═══ PROVIDED RECORDS
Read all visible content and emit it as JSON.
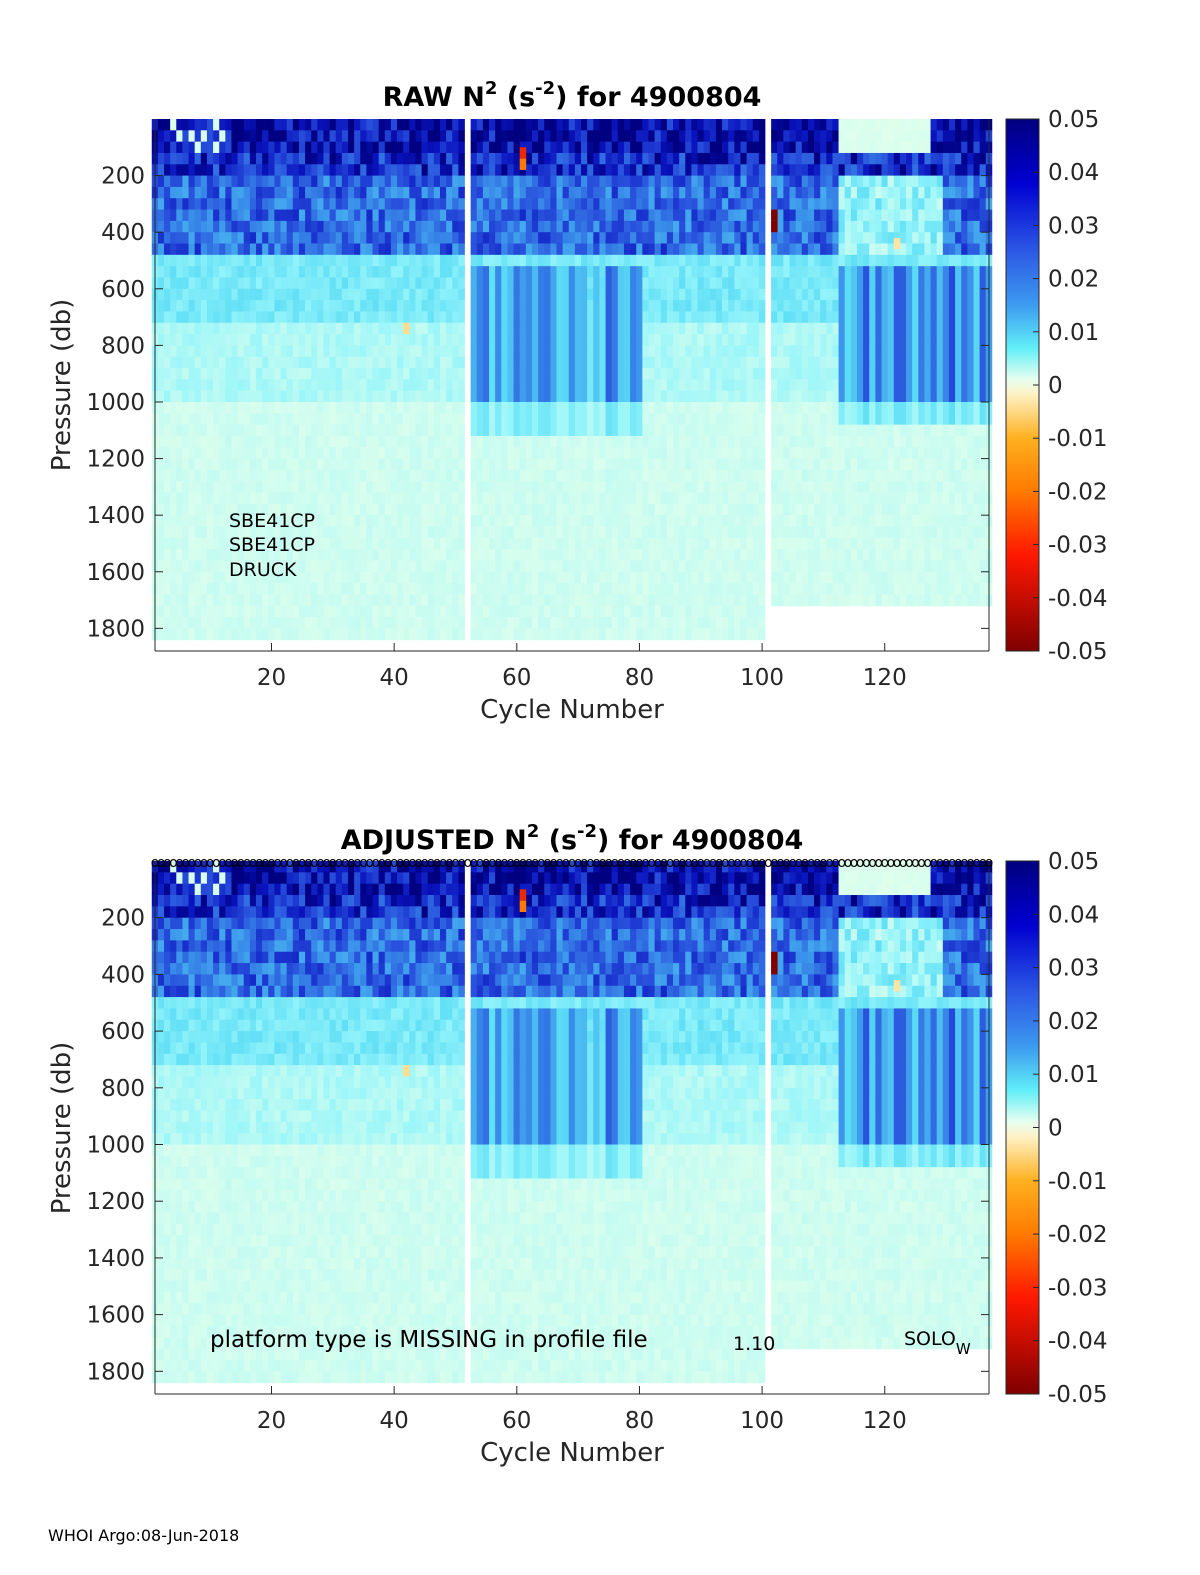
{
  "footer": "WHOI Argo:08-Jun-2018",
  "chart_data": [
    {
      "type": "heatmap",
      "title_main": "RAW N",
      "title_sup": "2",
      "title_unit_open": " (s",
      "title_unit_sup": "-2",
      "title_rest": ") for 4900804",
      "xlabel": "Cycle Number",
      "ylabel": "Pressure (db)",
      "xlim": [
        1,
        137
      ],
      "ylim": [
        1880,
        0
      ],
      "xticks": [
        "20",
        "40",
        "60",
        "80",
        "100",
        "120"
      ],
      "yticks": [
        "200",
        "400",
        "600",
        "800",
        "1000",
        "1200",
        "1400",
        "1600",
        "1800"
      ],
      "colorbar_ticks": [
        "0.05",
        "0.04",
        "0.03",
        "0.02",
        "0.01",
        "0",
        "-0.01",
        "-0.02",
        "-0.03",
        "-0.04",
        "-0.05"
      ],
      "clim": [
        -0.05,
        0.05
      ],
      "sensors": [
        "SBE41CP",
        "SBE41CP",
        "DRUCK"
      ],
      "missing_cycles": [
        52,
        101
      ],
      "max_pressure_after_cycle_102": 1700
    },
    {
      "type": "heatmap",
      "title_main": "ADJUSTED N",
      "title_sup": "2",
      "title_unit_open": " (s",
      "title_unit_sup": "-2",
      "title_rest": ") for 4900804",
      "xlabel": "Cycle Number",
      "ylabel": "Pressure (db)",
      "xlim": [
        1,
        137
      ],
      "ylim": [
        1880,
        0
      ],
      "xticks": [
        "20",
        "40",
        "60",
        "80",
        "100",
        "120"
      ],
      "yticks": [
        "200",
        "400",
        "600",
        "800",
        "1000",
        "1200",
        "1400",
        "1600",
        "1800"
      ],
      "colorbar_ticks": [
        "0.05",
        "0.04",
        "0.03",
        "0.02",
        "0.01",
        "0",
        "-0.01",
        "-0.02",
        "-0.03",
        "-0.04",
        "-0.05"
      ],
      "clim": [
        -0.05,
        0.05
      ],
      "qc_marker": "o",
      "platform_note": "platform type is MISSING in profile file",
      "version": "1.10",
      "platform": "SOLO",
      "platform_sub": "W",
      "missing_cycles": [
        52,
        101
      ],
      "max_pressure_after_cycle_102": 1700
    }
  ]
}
══════
STATED TASK — Reproduce each line exactly as it appears, omitting the pictures.

RIGHT ANSWER —
Read all visible content and emit it as JSON.
{
  "footer": "WHOI Argo:08-Jun-2018",
  "chart_data": [
    {
      "type": "heatmap",
      "title_main": "RAW N",
      "title_sup": "2",
      "title_unit_open": " (s",
      "title_unit_sup": "-2",
      "title_rest": ") for 4900804",
      "xlabel": "Cycle Number",
      "ylabel": "Pressure (db)",
      "xlim": [
        1,
        137
      ],
      "ylim": [
        1880,
        0
      ],
      "xticks": [
        "20",
        "40",
        "60",
        "80",
        "100",
        "120"
      ],
      "yticks": [
        "200",
        "400",
        "600",
        "800",
        "1000",
        "1200",
        "1400",
        "1600",
        "1800"
      ],
      "colorbar_ticks": [
        "0.05",
        "0.04",
        "0.03",
        "0.02",
        "0.01",
        "0",
        "-0.01",
        "-0.02",
        "-0.03",
        "-0.04",
        "-0.05"
      ],
      "clim": [
        -0.05,
        0.05
      ],
      "sensors": [
        "SBE41CP",
        "SBE41CP",
        "DRUCK"
      ],
      "missing_cycles": [
        52,
        101
      ],
      "max_pressure_after_cycle_102": 1700
    },
    {
      "type": "heatmap",
      "title_main": "ADJUSTED N",
      "title_sup": "2",
      "title_unit_open": " (s",
      "title_unit_sup": "-2",
      "title_rest": ") for 4900804",
      "xlabel": "Cycle Number",
      "ylabel": "Pressure (db)",
      "xlim": [
        1,
        137
      ],
      "ylim": [
        1880,
        0
      ],
      "xticks": [
        "20",
        "40",
        "60",
        "80",
        "100",
        "120"
      ],
      "yticks": [
        "200",
        "400",
        "600",
        "800",
        "1000",
        "1200",
        "1400",
        "1600",
        "1800"
      ],
      "colorbar_ticks": [
        "0.05",
        "0.04",
        "0.03",
        "0.02",
        "0.01",
        "0",
        "-0.01",
        "-0.02",
        "-0.03",
        "-0.04",
        "-0.05"
      ],
      "clim": [
        -0.05,
        0.05
      ],
      "qc_marker": "o",
      "platform_note": "platform type is MISSING in profile file",
      "version": "1.10",
      "platform": "SOLO",
      "platform_sub": "W",
      "missing_cycles": [
        52,
        101
      ],
      "max_pressure_after_cycle_102": 1700
    }
  ]
}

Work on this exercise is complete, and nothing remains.